* _Work to do_
Reproduce the following material exactly, including every line.

-- start --

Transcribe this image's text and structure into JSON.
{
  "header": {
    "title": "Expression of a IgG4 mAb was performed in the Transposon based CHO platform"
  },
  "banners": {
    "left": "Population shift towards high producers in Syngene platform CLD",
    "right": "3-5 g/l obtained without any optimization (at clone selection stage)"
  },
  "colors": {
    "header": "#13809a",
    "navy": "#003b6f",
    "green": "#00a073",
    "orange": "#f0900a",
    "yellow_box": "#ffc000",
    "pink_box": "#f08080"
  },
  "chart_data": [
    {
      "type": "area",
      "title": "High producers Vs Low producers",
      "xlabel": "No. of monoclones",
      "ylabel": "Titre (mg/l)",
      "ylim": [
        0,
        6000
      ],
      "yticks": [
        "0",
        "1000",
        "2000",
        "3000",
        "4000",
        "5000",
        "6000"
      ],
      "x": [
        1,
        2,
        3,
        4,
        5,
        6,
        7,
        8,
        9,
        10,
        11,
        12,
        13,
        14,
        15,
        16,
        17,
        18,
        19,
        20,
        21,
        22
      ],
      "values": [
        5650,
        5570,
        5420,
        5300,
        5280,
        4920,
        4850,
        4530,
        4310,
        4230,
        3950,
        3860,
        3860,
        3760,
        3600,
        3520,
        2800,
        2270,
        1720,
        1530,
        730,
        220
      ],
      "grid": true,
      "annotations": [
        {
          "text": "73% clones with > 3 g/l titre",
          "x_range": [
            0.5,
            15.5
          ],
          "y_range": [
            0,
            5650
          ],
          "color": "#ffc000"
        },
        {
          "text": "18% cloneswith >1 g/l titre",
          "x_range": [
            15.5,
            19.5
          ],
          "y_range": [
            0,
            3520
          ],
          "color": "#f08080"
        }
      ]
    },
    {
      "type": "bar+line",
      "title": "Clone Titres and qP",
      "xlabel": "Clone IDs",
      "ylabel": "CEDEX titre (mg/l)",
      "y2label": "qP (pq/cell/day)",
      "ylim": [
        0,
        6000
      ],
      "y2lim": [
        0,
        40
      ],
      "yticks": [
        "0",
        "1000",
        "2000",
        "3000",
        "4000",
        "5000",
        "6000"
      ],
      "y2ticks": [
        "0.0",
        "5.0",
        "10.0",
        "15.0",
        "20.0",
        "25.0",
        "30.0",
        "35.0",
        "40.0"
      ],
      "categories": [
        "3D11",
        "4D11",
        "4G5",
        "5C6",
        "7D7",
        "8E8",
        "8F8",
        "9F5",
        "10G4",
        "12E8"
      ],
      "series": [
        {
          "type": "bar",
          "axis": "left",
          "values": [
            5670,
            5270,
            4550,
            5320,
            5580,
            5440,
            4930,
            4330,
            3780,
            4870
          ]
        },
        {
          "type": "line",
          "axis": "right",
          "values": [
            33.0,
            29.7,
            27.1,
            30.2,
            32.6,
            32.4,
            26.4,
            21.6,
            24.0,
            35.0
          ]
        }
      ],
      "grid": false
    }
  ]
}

-- end --

* _Response to this task_
Transcribe this image's text and structure into JSON.
{
  "header": {
    "title": "Expression of a IgG4 mAb was performed in the Transposon based CHO platform"
  },
  "banners": {
    "left": "Population shift towards high producers in Syngene platform CLD",
    "right": "3-5 g/l obtained without any optimization (at clone selection stage)"
  },
  "colors": {
    "header": "#13809a",
    "navy": "#003b6f",
    "green": "#00a073",
    "orange": "#f0900a",
    "yellow_box": "#ffc000",
    "pink_box": "#f08080"
  },
  "chart_data": [
    {
      "type": "area",
      "title": "High producers Vs Low producers",
      "xlabel": "No. of monoclones",
      "ylabel": "Titre (mg/l)",
      "ylim": [
        0,
        6000
      ],
      "yticks": [
        "0",
        "1000",
        "2000",
        "3000",
        "4000",
        "5000",
        "6000"
      ],
      "x": [
        1,
        2,
        3,
        4,
        5,
        6,
        7,
        8,
        9,
        10,
        11,
        12,
        13,
        14,
        15,
        16,
        17,
        18,
        19,
        20,
        21,
        22
      ],
      "values": [
        5650,
        5570,
        5420,
        5300,
        5280,
        4920,
        4850,
        4530,
        4310,
        4230,
        3950,
        3860,
        3860,
        3760,
        3600,
        3520,
        2800,
        2270,
        1720,
        1530,
        730,
        220
      ],
      "grid": true,
      "annotations": [
        {
          "text": "73% clones with > 3 g/l titre",
          "x_range": [
            0.5,
            15.5
          ],
          "y_range": [
            0,
            5650
          ],
          "color": "#ffc000"
        },
        {
          "text": "18% cloneswith >1 g/l titre",
          "x_range": [
            15.5,
            19.5
          ],
          "y_range": [
            0,
            3520
          ],
          "color": "#f08080"
        }
      ]
    },
    {
      "type": "bar+line",
      "title": "Clone Titres and qP",
      "xlabel": "Clone IDs",
      "ylabel": "CEDEX titre (mg/l)",
      "y2label": "qP (pq/cell/day)",
      "ylim": [
        0,
        6000
      ],
      "y2lim": [
        0,
        40
      ],
      "yticks": [
        "0",
        "1000",
        "2000",
        "3000",
        "4000",
        "5000",
        "6000"
      ],
      "y2ticks": [
        "0.0",
        "5.0",
        "10.0",
        "15.0",
        "20.0",
        "25.0",
        "30.0",
        "35.0",
        "40.0"
      ],
      "categories": [
        "3D11",
        "4D11",
        "4G5",
        "5C6",
        "7D7",
        "8E8",
        "8F8",
        "9F5",
        "10G4",
        "12E8"
      ],
      "series": [
        {
          "type": "bar",
          "axis": "left",
          "values": [
            5670,
            5270,
            4550,
            5320,
            5580,
            5440,
            4930,
            4330,
            3780,
            4870
          ]
        },
        {
          "type": "line",
          "axis": "right",
          "values": [
            33.0,
            29.7,
            27.1,
            30.2,
            32.6,
            32.4,
            26.4,
            21.6,
            24.0,
            35.0
          ]
        }
      ],
      "grid": false
    }
  ]
}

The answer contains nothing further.